■ What you need to do ■
1 > In the passage on Christians in North Korea, what does the quote from Fiona Bruce MP say North Korea is in breach of?
2 > Summarize the passage on Christians in North Korea in two sentences.

■ Reading passage ■

Last year, an article for International Christian Concern asked what was missing from US policy towards North Korea. Its answer – the relative low profile of efforts to promote religious freedom at the expensive of a much higher profile effort to deter North Korea from its nuclear ambitious. It’s an accusation that can be levied at much of the West’s efforts in North Korea.

It is time that we in the West, blessed by the freedom we have, spoke more and spoke loudly about the plight of those in North Korea and elsewhere facing death simply for their faith. As Fiona Bruce MP has recently concluded:

“We cannot stay silent. North Korea is in breach of every single declaration of the 1948 human rights bill.”

The tragic irony is that the government of North Korea is prepared to sacrifice and put to death, out of a sense of hatred, those Christians who seek to share the good news that God sacrificed and put to death his son out of a sense of love.

11 Responses to “Christians face execution in North Korea”

  1. Lamia

    Another triumph for revolutionary socialism.

Document layout analysis data
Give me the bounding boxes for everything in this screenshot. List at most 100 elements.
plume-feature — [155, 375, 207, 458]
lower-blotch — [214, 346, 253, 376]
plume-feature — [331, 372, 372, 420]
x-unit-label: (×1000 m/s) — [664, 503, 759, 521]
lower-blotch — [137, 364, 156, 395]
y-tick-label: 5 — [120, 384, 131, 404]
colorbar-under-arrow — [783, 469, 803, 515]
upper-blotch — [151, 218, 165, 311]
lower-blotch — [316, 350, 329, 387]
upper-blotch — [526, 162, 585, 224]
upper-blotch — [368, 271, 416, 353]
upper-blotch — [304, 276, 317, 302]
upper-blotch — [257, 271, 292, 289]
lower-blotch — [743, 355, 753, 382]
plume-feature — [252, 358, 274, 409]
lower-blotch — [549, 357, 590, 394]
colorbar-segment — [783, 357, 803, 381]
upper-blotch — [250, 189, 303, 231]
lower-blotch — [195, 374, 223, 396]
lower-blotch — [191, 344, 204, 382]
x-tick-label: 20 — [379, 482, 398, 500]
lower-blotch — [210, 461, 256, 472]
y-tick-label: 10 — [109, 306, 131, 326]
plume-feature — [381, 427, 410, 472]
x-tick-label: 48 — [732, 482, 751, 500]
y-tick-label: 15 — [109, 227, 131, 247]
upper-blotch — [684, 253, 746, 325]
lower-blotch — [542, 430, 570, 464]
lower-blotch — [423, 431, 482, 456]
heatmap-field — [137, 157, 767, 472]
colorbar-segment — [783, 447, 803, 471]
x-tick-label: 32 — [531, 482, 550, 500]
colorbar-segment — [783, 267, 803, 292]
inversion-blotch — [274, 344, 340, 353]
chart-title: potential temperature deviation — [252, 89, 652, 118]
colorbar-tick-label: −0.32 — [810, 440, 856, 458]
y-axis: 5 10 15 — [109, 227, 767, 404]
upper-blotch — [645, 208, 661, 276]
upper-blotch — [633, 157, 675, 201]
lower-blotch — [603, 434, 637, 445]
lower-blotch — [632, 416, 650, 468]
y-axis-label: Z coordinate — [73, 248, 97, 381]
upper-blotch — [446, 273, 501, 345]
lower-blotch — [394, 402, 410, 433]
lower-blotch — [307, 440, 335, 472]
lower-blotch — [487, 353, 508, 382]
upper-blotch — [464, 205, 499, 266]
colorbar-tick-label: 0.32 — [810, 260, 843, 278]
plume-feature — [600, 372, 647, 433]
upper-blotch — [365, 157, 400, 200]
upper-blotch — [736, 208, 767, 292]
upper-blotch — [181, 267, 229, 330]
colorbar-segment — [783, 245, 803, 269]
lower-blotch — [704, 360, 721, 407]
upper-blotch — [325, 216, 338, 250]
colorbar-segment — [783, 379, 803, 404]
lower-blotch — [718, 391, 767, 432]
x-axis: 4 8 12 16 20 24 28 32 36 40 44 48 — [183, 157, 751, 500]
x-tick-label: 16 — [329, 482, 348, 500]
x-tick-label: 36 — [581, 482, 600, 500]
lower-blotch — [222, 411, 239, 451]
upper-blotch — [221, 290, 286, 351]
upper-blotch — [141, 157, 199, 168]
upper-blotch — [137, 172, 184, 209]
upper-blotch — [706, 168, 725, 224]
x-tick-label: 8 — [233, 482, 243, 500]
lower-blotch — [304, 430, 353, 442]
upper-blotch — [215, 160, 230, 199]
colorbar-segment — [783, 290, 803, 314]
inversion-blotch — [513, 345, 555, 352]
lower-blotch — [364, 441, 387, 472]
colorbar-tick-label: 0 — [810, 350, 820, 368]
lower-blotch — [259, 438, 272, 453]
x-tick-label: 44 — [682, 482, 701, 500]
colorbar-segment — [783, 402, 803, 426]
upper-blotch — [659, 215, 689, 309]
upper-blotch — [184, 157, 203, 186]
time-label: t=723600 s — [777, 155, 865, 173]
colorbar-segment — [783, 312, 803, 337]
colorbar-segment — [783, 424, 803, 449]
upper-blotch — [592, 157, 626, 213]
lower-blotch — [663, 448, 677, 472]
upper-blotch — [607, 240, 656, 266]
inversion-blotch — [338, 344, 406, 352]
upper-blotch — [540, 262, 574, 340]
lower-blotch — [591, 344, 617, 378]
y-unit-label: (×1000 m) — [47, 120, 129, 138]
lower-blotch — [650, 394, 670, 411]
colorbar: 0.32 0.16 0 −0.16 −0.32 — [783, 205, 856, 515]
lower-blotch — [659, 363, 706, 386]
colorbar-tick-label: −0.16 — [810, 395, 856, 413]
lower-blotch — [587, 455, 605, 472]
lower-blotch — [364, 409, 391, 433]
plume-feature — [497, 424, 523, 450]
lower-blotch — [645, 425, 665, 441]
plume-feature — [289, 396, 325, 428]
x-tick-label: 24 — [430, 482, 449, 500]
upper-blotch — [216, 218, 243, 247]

■ Replies ■
1 > Every single declaration of the 1948 human rights bill.

2 > An article for International Christian Concern argued that US policy toward North Korea gave efforts to promote religious freedom a low profile next to the effort to deter its nuclear ambitions, and the passage says the same charge can be made against much of the West's approach. It calls on people in the West to speak out loudly about those facing death for their faith, quoting Fiona Bruce MP's statement that North Korea breaches every declaration of the 1948 human rights bill.